Aku cukup tertarik lantaran dari dulu aku suka sekali membaca buku Mitologi Yunani. Penasaran sekali waktu itu, apa sih yang akan dibuahkan Filsafat ini untukku.

Dosen yang mengajar laki-laki. Masih cukup muda. Sudah menikah. WNI keturunan Tionghoa yang membuat beberapa mahasiswa mengagumi wajahnya yang segar dan babyface. Oh, aku? Maaf, bukan seleraku.
Cara beliau berbicara juga -menurutku- kurang enak didengar. Maksudku, seorang laki-laki dengan suara sengau dan cempreng berceloteh selama 3 SKS bukanlah pilihan utama. Tapi ini wajib, dipilihkan dari Jurusan pula.

# Data yang Ditampilkan
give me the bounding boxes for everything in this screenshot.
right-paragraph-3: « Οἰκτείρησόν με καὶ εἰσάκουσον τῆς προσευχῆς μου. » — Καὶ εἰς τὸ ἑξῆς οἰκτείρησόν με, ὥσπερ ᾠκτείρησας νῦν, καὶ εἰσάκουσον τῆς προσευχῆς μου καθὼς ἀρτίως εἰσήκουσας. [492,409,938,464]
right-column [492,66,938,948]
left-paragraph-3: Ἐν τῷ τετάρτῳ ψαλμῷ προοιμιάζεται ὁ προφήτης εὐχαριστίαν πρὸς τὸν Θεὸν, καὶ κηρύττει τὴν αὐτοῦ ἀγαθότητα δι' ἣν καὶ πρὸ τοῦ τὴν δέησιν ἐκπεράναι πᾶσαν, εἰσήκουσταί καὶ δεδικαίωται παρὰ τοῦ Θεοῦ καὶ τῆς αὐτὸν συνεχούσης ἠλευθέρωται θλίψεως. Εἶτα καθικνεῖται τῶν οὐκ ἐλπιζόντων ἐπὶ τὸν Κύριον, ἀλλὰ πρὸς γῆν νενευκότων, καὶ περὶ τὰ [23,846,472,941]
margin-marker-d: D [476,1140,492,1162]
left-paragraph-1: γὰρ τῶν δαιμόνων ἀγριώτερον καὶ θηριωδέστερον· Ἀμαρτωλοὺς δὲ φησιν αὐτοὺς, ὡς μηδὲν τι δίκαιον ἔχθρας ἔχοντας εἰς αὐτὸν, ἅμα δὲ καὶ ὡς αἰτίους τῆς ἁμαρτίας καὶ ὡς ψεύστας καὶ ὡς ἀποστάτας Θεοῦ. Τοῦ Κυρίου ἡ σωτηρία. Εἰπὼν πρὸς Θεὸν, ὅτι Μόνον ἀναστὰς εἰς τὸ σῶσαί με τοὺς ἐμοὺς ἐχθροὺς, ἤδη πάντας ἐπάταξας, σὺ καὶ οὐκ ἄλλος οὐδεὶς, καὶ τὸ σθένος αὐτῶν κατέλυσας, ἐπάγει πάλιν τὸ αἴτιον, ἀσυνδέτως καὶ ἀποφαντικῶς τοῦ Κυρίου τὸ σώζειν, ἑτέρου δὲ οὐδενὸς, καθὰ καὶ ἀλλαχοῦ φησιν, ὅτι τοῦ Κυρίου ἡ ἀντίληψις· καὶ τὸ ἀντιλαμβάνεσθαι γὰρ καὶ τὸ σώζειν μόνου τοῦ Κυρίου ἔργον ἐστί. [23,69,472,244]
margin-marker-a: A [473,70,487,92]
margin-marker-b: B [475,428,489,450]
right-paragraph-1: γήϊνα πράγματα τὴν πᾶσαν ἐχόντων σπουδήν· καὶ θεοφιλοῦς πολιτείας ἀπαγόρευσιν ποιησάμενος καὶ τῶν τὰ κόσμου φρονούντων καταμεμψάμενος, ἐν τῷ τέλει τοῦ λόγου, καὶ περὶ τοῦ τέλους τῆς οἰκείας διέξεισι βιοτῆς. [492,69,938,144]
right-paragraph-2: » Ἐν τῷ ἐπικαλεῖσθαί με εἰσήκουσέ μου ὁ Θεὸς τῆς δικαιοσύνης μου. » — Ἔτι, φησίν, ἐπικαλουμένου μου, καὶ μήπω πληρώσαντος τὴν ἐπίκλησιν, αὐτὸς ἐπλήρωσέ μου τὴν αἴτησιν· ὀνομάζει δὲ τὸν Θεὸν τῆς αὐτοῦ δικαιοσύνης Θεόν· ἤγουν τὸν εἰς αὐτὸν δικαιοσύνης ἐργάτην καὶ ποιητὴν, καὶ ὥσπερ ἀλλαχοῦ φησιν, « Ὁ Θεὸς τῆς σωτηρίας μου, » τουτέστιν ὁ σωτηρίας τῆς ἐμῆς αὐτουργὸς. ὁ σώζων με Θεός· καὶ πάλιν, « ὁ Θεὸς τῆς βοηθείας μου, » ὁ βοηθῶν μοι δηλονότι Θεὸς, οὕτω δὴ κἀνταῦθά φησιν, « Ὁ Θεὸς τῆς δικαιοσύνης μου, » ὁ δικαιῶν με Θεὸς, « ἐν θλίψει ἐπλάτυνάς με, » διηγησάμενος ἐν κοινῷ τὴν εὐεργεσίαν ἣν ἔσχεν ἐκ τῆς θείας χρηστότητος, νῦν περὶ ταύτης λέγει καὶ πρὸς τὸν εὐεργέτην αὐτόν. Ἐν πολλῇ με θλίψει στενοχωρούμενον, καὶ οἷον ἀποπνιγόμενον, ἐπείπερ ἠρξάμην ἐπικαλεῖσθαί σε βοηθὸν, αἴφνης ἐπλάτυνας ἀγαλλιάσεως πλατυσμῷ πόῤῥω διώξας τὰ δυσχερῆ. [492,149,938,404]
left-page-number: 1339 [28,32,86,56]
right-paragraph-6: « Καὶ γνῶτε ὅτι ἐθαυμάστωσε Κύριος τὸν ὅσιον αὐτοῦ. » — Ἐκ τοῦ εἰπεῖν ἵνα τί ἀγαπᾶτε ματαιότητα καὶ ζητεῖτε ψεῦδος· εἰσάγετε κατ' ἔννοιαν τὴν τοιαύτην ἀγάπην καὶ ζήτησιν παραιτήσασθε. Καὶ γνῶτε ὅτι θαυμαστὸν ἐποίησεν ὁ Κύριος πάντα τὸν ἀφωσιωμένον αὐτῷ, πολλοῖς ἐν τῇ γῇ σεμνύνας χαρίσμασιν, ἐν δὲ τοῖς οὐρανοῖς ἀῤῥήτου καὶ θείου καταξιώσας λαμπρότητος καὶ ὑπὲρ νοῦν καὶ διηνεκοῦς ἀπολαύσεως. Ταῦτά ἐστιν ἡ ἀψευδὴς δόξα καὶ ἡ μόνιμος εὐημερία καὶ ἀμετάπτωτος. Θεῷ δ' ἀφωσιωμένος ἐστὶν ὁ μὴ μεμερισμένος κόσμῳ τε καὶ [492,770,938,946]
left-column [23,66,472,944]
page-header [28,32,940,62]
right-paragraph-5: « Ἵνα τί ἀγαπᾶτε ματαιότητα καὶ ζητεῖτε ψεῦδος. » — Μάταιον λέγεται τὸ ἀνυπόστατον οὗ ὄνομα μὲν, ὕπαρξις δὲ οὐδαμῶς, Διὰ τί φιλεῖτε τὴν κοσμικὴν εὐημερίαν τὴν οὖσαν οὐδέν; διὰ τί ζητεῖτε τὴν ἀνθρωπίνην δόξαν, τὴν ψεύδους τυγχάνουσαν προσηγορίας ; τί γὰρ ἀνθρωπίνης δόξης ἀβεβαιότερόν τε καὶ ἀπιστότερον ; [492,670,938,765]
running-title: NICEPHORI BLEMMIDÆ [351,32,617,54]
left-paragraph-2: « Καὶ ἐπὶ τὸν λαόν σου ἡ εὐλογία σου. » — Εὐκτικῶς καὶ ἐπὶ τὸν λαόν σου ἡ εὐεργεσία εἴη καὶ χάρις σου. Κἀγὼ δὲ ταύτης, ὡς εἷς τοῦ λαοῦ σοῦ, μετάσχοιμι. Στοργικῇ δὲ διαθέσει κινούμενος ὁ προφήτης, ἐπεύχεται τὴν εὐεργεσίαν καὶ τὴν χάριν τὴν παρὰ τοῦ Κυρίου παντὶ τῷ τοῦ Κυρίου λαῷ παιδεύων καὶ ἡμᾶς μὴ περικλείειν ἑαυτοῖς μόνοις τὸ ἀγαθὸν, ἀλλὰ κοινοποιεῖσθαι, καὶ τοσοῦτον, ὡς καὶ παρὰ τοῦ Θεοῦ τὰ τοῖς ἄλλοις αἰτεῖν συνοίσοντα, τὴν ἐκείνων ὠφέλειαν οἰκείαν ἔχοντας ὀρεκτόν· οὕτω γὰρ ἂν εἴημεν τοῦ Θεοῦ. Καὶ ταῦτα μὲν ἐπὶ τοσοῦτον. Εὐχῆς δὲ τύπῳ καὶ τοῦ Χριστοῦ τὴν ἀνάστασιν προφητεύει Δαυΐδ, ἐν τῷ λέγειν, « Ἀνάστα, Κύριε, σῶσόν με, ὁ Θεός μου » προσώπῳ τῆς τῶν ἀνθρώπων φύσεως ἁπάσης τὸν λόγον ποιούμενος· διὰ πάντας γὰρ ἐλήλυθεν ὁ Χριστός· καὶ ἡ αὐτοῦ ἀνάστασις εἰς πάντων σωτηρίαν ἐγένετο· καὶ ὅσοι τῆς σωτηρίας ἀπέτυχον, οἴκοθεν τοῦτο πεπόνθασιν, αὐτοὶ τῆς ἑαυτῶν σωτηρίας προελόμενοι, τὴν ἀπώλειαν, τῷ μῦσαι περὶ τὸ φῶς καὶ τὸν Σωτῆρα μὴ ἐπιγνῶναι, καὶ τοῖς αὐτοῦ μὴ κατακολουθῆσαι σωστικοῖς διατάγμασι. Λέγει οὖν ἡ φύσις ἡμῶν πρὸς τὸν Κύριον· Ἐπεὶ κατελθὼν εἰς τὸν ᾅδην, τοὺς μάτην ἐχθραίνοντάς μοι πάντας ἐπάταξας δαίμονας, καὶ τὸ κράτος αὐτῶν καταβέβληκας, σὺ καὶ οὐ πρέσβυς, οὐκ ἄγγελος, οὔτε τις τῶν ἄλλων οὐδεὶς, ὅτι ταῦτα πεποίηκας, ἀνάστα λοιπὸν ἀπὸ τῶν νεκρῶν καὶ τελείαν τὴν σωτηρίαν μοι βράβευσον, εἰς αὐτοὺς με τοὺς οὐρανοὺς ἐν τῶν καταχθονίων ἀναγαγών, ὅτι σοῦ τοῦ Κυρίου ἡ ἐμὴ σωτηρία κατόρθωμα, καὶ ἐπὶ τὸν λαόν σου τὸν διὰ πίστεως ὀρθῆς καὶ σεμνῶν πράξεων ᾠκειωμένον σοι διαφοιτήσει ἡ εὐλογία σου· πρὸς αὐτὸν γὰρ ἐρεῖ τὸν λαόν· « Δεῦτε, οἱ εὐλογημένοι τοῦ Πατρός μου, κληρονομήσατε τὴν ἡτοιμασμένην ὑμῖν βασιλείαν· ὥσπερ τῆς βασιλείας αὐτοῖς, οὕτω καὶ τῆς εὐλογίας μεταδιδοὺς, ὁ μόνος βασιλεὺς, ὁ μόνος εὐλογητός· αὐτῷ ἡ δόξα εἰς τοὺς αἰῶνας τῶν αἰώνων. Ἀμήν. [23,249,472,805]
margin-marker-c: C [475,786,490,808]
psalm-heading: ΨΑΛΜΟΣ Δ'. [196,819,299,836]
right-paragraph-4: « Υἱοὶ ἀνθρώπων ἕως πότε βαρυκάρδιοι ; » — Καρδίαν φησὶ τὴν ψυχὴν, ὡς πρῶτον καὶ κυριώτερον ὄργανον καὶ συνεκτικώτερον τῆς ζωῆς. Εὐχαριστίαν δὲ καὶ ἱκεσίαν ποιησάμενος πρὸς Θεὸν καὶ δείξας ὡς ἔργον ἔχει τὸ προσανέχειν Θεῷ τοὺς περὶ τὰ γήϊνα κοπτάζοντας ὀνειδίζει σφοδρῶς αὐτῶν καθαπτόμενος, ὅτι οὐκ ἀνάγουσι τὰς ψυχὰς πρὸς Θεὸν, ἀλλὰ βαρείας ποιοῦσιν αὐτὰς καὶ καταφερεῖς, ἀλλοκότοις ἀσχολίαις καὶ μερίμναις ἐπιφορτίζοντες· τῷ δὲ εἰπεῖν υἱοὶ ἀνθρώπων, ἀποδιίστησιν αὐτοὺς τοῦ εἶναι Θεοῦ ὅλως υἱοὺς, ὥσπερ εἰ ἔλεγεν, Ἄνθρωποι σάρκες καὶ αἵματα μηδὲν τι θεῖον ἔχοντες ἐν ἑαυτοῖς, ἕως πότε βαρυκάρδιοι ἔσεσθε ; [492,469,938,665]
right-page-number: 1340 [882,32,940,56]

# Arahan 1
Salin persis bagian tulisan tentang kuliah Filsafat yang dibuka dengan kata-kata "Aku cukup tertarik" dan ditutup dengan "Maaf, bukan seleraku.".
# Arahan 2
Ringkas paragraf yang diawali "Cara beliau berbicara" dalam tulisan tentang kuliah Filsafat menjadi satu kalimat, tanpa menghilangkan fakta utamanya.
# Arahan 3
Sambung tulisan tentang kuliah Filsafat itu, mulai setelah kalimat terakhir yang ada.
Materi di atas tidak perlu dipakai.

# Hasil Tugas 1
Aku cukup tertarik lantaran dari dulu aku suka sekali membaca buku Mitologi Yunani. Penasaran sekali waktu itu, apa sih yang akan dibuahkan Filsafat ini untukku.

Dosen yang mengajar laki-laki. Masih cukup muda. Sudah menikah. WNI keturunan Tionghoa yang membuat beberapa mahasiswa mengagumi wajahnya yang segar dan babyface. Oh, aku? Maaf, bukan seleraku.

# Hasil Tugas 2
Menurut penulis, suara sengau dan cempreng sang dosen kurang enak didengar selama 3 SKS, tetapi mata kuliah ini wajib dan dipilihkan oleh Jurusan.

# Hasil Tugas 3
Ada cukup banyak hal yang aku serap dari beliau. Sayangnya, menurutku masih kurang. Bukannya jelek, tapi kurang. Sempat beliau menghadirkan tabel 5 agama yang diakui Indonesia dengan berbagai point pembagian untuk penjelasannya. Sayangnya, untuk tabel-tabel agama selain Kristen dan Katolik, aku kurang puas. Menurutku, lebih ke arah aku mendengarkan beliau mendongeng hal-hal yang sudah banyak sekali bisa kita dapatkan dari google.com.
Nothing special.
Aku mulai sedikit menyipitkan mata untuk kelas ini. Namun, beberapa poin tambahan yang kudapat karena berhasil menjawab beberapa pertanyaan -dengan pemahamanku sendiri- cukup menaikkan moodku. Ya, aku menjawab pertanyaan-pertanyaan yang beliau lempar dengan pemahamanku sendiri, dan disetujui. Siapa sih yang nggak senang dengan kondisi seperti itu.
Bisa adu otak, pamer kepintaran, dapat tambahan poin pula.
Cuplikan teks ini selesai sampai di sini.